**Given request**
Search the data for the word "конструкции". Reproduce every line where it is found.

**Provided records**
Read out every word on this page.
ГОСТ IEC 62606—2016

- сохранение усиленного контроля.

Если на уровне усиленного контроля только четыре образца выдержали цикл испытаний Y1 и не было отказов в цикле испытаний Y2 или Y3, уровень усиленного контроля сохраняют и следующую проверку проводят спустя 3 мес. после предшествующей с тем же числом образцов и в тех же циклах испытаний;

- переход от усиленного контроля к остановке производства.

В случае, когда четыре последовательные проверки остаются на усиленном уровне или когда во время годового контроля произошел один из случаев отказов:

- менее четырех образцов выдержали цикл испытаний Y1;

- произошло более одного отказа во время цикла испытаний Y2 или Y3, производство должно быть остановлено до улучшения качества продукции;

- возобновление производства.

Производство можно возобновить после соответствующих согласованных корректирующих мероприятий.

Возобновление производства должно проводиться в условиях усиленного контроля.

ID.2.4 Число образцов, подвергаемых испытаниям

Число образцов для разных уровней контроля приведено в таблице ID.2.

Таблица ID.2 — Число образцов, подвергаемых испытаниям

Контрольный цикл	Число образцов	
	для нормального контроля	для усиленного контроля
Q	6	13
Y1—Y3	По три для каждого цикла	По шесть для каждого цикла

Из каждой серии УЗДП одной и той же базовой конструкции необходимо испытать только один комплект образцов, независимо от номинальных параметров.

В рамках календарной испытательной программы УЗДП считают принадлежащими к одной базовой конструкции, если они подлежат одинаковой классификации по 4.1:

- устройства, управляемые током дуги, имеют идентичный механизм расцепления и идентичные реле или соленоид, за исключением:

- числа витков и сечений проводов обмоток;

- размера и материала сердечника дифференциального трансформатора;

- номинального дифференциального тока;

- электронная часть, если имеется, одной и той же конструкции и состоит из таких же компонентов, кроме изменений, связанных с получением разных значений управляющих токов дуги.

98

**Solution to this exercise**
Из каждой серии УЗДП одной и той же базовой конструкции необходимо испытать только один комплект образцов, независимо от номинальных параметров.
В рамках календарной испытательной программы УЗДП считают принадлежащими к одной базовой конструкции, если они подлежат одинаковой классификации по 4.1:
- электронная часть, если имеется, одной и той же конструкции и состоит из таких же компонентов, кроме изменений, связанных с получением разных значений управляющих токов дуги.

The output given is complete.